### YOUR OBJECTIVE
Going through the lines below, tally those that include "from", and give only the number.

### Text content records for pages
—————
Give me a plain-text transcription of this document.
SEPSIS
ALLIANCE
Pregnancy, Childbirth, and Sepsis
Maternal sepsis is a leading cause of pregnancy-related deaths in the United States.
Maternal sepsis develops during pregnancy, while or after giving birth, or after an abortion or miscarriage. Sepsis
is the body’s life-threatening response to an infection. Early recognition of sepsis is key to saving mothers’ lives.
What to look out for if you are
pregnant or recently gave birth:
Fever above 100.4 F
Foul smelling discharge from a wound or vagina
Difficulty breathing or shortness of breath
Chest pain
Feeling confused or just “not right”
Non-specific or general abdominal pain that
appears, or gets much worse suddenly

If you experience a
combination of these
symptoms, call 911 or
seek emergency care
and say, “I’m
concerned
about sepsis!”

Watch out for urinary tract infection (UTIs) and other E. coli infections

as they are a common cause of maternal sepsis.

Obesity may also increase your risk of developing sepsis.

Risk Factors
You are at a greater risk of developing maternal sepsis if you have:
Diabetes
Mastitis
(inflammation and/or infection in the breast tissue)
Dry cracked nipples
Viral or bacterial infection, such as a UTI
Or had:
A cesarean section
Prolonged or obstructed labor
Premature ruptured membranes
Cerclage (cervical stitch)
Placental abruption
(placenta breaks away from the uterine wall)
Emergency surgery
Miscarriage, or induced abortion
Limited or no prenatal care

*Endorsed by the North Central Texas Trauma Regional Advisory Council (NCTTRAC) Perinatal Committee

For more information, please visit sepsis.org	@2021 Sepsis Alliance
—————
### REPLY TO THE TASK
2